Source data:
□ □ □ □

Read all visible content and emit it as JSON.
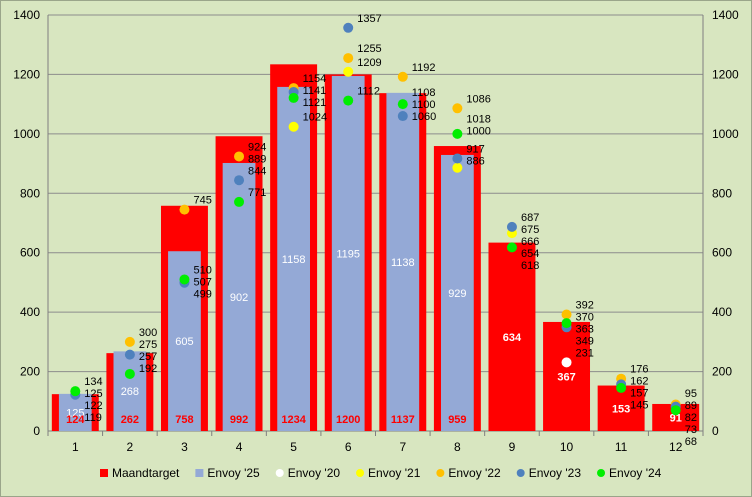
{
  "chart_data": {
    "type": "bar",
    "categories": [
      "1",
      "2",
      "3",
      "4",
      "5",
      "6",
      "7",
      "8",
      "9",
      "10",
      "11",
      "12"
    ],
    "ylim": [
      0,
      1400
    ],
    "yticks": [
      0,
      200,
      400,
      600,
      800,
      1000,
      1200,
      1400
    ],
    "grid": true,
    "legend_position": "bottom",
    "bar_series": [
      {
        "name": "Maandtarget",
        "color": "#ff0000",
        "values": [
          124,
          262,
          758,
          992,
          1234,
          1200,
          1137,
          959,
          634,
          367,
          153,
          91
        ]
      },
      {
        "name": "Envoy '25",
        "color": "#94a9d6",
        "values": [
          125,
          268,
          605,
          902,
          1158,
          1195,
          1138,
          929,
          null,
          null,
          null,
          null
        ]
      }
    ],
    "point_series": [
      {
        "name": "Envoy '20",
        "color": "#ffffff",
        "values": [
          null,
          null,
          null,
          null,
          null,
          null,
          null,
          null,
          null,
          231,
          null,
          null
        ]
      },
      {
        "name": "Envoy '21",
        "color": "#ffff00",
        "values": [
          null,
          null,
          null,
          null,
          1024,
          1209,
          null,
          886,
          666,
          null,
          null,
          null
        ]
      },
      {
        "name": "Envoy '22",
        "color": "#ffc000",
        "values": [
          null,
          300,
          745,
          924,
          1154,
          1255,
          1192,
          1086,
          null,
          392,
          176,
          89
        ]
      },
      {
        "name": "Envoy '23",
        "color": "#4f81bd",
        "values": [
          122,
          257,
          499,
          844,
          1141,
          1357,
          1060,
          917,
          687,
          349,
          157,
          82
        ]
      },
      {
        "name": "Envoy '24",
        "color": "#00ee00",
        "values": [
          134,
          192,
          510,
          771,
          1121,
          1112,
          1100,
          1000,
          618,
          363,
          145,
          70
        ]
      }
    ],
    "data_labels": [
      {
        "x": 1,
        "text": "125"
      },
      {
        "x": 1,
        "text": "122"
      },
      {
        "x": 1,
        "text": "134"
      },
      {
        "x": 1,
        "text": "119"
      },
      {
        "x": 2,
        "text": "300"
      },
      {
        "x": 2,
        "text": "275"
      },
      {
        "x": 2,
        "text": "257"
      },
      {
        "x": 2,
        "text": "192"
      },
      {
        "x": 3,
        "text": "745"
      },
      {
        "x": 3,
        "text": "507"
      },
      {
        "x": 3,
        "text": "510"
      },
      {
        "x": 3,
        "text": "499"
      },
      {
        "x": 4,
        "text": "924"
      },
      {
        "x": 4,
        "text": "889"
      },
      {
        "x": 4,
        "text": "844"
      },
      {
        "x": 4,
        "text": "771"
      },
      {
        "x": 5,
        "text": "1154"
      },
      {
        "x": 5,
        "text": "1141"
      },
      {
        "x": 5,
        "text": "1121"
      },
      {
        "x": 5,
        "text": "1024"
      },
      {
        "x": 6,
        "text": "1357"
      },
      {
        "x": 6,
        "text": "1255"
      },
      {
        "x": 6,
        "text": "1209"
      },
      {
        "x": 6,
        "text": "1112"
      },
      {
        "x": 7,
        "text": "1192"
      },
      {
        "x": 7,
        "text": "1108"
      },
      {
        "x": 7,
        "text": "1100"
      },
      {
        "x": 7,
        "text": "1060"
      },
      {
        "x": 8,
        "text": "1086"
      },
      {
        "x": 8,
        "text": "1018"
      },
      {
        "x": 8,
        "text": "1000"
      },
      {
        "x": 8,
        "text": "917"
      },
      {
        "x": 8,
        "text": "886"
      },
      {
        "x": 9,
        "text": "687"
      },
      {
        "x": 9,
        "text": "675"
      },
      {
        "x": 9,
        "text": "666"
      },
      {
        "x": 9,
        "text": "654"
      },
      {
        "x": 9,
        "text": "618"
      },
      {
        "x": 10,
        "text": "392"
      },
      {
        "x": 10,
        "text": "370"
      },
      {
        "x": 10,
        "text": "349"
      },
      {
        "x": 10,
        "text": "363"
      },
      {
        "x": 10,
        "text": "231"
      },
      {
        "x": 11,
        "text": "176"
      },
      {
        "x": 11,
        "text": "162"
      },
      {
        "x": 11,
        "text": "157"
      },
      {
        "x": 11,
        "text": "145"
      },
      {
        "x": 12,
        "text": "95"
      },
      {
        "x": 12,
        "text": "89"
      },
      {
        "x": 12,
        "text": "82"
      },
      {
        "x": 12,
        "text": "73"
      },
      {
        "x": 12,
        "text": "68"
      }
    ]
  }
}
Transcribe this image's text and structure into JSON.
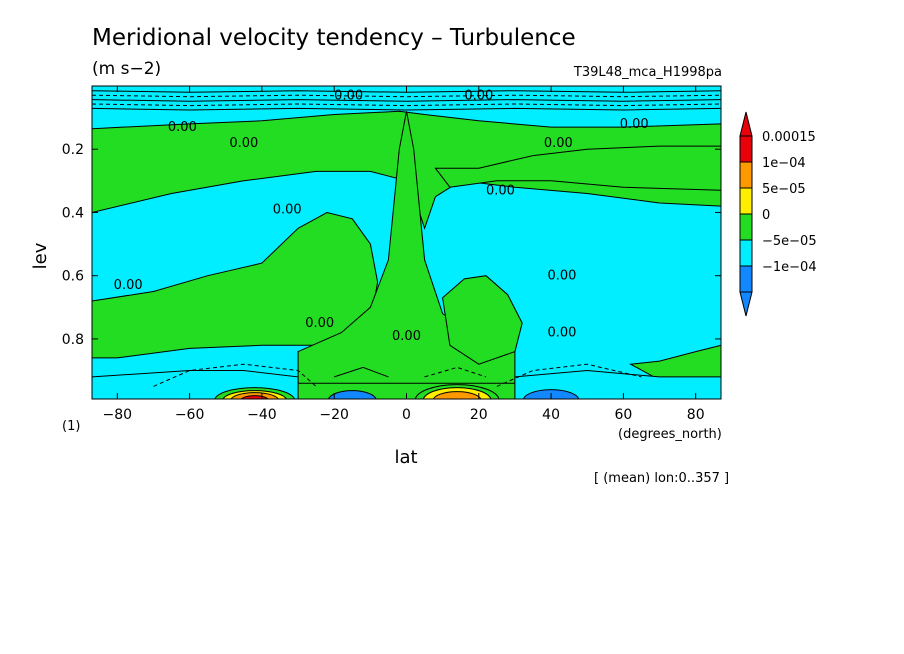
{
  "chart_data": {
    "type": "heatmap",
    "title": "Meridional velocity tendency – Turbulence",
    "units": "(m s−2)",
    "experiment": "T39L48_mca_H1998pa",
    "xlabel": "lat",
    "xunits": "(degrees_north)",
    "ylabel": "lev",
    "yunits": "(1)",
    "mean_note": "[ (mean) lon:0..357 ]",
    "xlim": [
      -87,
      87
    ],
    "ylim": [
      0.0,
      0.99
    ],
    "y_inverted": true,
    "x_ticks": [
      {
        "value": -80,
        "label": "−80"
      },
      {
        "value": -60,
        "label": "−60"
      },
      {
        "value": -40,
        "label": "−40"
      },
      {
        "value": -20,
        "label": "−20"
      },
      {
        "value": 0,
        "label": "0"
      },
      {
        "value": 20,
        "label": "20"
      },
      {
        "value": 40,
        "label": "40"
      },
      {
        "value": 60,
        "label": "60"
      },
      {
        "value": 80,
        "label": "80"
      }
    ],
    "y_ticks": [
      {
        "value": 0.2,
        "label": "0.2"
      },
      {
        "value": 0.4,
        "label": "0.4"
      },
      {
        "value": 0.6,
        "label": "0.6"
      },
      {
        "value": 0.8,
        "label": "0.8"
      }
    ],
    "colorbar": {
      "labels": [
        "0.00015",
        "1e−04",
        "5e−05",
        "0",
        "−5e−05",
        "−1e−04"
      ],
      "colors": [
        "#ffffff",
        "#e8000b",
        "#ff9900",
        "#ffee00",
        "#22dd22",
        "#00eeff",
        "#1188ff",
        "#ffffff"
      ],
      "extend": "both"
    },
    "palette": {
      "green": "#22dd22",
      "cyan": "#00eeff",
      "blue": "#1188ff",
      "yellow": "#ffee00",
      "orange": "#ff9900",
      "red": "#e8000b"
    },
    "contour_labels": [
      {
        "text": "0.00",
        "lat": -62,
        "lev": 0.13
      },
      {
        "text": "0.00",
        "lat": -45,
        "lev": 0.18
      },
      {
        "text": "0.00",
        "lat": -33,
        "lev": 0.39
      },
      {
        "text": "0.00",
        "lat": -77,
        "lev": 0.63
      },
      {
        "text": "0.00",
        "lat": -24,
        "lev": 0.75
      },
      {
        "text": "0.00",
        "lat": 0,
        "lev": 0.79
      },
      {
        "text": "0.00",
        "lat": 42,
        "lev": 0.18
      },
      {
        "text": "0.00",
        "lat": 26,
        "lev": 0.33
      },
      {
        "text": "0.00",
        "lat": 43,
        "lev": 0.6
      },
      {
        "text": "0.00",
        "lat": 43,
        "lev": 0.78
      },
      {
        "text": "0.00",
        "lat": -16,
        "lev": 0.03
      },
      {
        "text": "0.00",
        "lat": 63,
        "lev": 0.12
      },
      {
        "text": "0.00",
        "lat": 20,
        "lev": 0.03
      }
    ]
  }
}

□ □ □ □

• _TASK DESCRIPTION_
Across the material above, how many lines include the string "JSON"? Only the number is wanted.

• _RESULT FOR THIS EXERCISE_
2